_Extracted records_
<<<<
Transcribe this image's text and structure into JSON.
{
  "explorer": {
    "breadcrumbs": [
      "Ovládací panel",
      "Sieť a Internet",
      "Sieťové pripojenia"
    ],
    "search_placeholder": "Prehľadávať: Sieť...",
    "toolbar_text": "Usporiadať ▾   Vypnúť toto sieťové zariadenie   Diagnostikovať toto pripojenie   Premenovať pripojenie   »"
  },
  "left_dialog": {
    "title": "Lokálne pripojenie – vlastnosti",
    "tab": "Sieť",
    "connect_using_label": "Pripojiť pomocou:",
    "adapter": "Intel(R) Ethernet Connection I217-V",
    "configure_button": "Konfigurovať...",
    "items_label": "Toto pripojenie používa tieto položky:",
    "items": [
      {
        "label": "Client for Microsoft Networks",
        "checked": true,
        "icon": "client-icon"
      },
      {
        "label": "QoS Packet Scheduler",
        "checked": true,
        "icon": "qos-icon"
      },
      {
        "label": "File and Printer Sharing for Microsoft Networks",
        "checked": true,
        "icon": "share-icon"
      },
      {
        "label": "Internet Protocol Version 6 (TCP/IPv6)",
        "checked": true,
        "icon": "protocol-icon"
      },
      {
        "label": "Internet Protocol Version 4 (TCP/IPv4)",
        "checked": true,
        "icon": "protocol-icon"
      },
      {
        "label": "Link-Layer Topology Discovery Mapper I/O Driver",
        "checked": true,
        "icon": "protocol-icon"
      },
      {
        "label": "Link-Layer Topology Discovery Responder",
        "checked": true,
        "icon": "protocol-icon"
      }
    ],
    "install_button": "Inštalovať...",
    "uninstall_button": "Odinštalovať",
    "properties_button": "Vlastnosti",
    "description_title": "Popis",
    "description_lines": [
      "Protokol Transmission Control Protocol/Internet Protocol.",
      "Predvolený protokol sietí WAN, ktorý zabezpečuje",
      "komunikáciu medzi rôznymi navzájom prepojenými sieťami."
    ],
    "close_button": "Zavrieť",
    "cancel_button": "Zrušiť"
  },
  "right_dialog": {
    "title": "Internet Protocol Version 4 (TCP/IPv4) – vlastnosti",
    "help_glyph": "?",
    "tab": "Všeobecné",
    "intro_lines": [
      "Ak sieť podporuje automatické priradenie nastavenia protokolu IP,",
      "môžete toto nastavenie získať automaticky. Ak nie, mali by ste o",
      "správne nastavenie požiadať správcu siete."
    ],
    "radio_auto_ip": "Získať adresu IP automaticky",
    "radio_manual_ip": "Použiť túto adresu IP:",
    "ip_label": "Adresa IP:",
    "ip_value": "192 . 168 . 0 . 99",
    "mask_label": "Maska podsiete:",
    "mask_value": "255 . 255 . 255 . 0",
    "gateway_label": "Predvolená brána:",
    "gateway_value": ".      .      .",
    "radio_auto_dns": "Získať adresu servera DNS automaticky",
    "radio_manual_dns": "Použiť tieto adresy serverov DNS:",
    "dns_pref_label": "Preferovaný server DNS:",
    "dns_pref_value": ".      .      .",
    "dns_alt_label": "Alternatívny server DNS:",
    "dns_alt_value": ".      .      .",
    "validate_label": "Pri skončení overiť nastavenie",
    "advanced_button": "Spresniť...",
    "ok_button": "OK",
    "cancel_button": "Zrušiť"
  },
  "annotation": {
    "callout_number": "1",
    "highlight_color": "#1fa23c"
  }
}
>>>>
_Instructions to follow_
Output the full listing without altering anything.

_Written reply_
Transcribe this image's text and structure into JSON.
{
  "explorer": {
    "breadcrumbs": [
      "Ovládací panel",
      "Sieť a Internet",
      "Sieťové pripojenia"
    ],
    "search_placeholder": "Prehľadávať: Sieť...",
    "toolbar_text": "Usporiadať ▾   Vypnúť toto sieťové zariadenie   Diagnostikovať toto pripojenie   Premenovať pripojenie   »"
  },
  "left_dialog": {
    "title": "Lokálne pripojenie – vlastnosti",
    "tab": "Sieť",
    "connect_using_label": "Pripojiť pomocou:",
    "adapter": "Intel(R) Ethernet Connection I217-V",
    "configure_button": "Konfigurovať...",
    "items_label": "Toto pripojenie používa tieto položky:",
    "items": [
      {
        "label": "Client for Microsoft Networks",
        "checked": true,
        "icon": "client-icon"
      },
      {
        "label": "QoS Packet Scheduler",
        "checked": true,
        "icon": "qos-icon"
      },
      {
        "label": "File and Printer Sharing for Microsoft Networks",
        "checked": true,
        "icon": "share-icon"
      },
      {
        "label": "Internet Protocol Version 6 (TCP/IPv6)",
        "checked": true,
        "icon": "protocol-icon"
      },
      {
        "label": "Internet Protocol Version 4 (TCP/IPv4)",
        "checked": true,
        "icon": "protocol-icon"
      },
      {
        "label": "Link-Layer Topology Discovery Mapper I/O Driver",
        "checked": true,
        "icon": "protocol-icon"
      },
      {
        "label": "Link-Layer Topology Discovery Responder",
        "checked": true,
        "icon": "protocol-icon"
      }
    ],
    "install_button": "Inštalovať...",
    "uninstall_button": "Odinštalovať",
    "properties_button": "Vlastnosti",
    "description_title": "Popis",
    "description_lines": [
      "Protokol Transmission Control Protocol/Internet Protocol.",
      "Predvolený protokol sietí WAN, ktorý zabezpečuje",
      "komunikáciu medzi rôznymi navzájom prepojenými sieťami."
    ],
    "close_button": "Zavrieť",
    "cancel_button": "Zrušiť"
  },
  "right_dialog": {
    "title": "Internet Protocol Version 4 (TCP/IPv4) – vlastnosti",
    "help_glyph": "?",
    "tab": "Všeobecné",
    "intro_lines": [
      "Ak sieť podporuje automatické priradenie nastavenia protokolu IP,",
      "môžete toto nastavenie získať automaticky. Ak nie, mali by ste o",
      "správne nastavenie požiadať správcu siete."
    ],
    "radio_auto_ip": "Získať adresu IP automaticky",
    "radio_manual_ip": "Použiť túto adresu IP:",
    "ip_label": "Adresa IP:",
    "ip_value": "192 . 168 . 0 . 99",
    "mask_label": "Maska podsiete:",
    "mask_value": "255 . 255 . 255 . 0",
    "gateway_label": "Predvolená brána:",
    "gateway_value": ".      .      .",
    "radio_auto_dns": "Získať adresu servera DNS automaticky",
    "radio_manual_dns": "Použiť tieto adresy serverov DNS:",
    "dns_pref_label": "Preferovaný server DNS:",
    "dns_pref_value": ".      .      .",
    "dns_alt_label": "Alternatívny server DNS:",
    "dns_alt_value": ".      .      .",
    "validate_label": "Pri skončení overiť nastavenie",
    "advanced_button": "Spresniť...",
    "ok_button": "OK",
    "cancel_button": "Zrušiť"
  },
  "annotation": {
    "callout_number": "1",
    "highlight_color": "#1fa23c"
  }
}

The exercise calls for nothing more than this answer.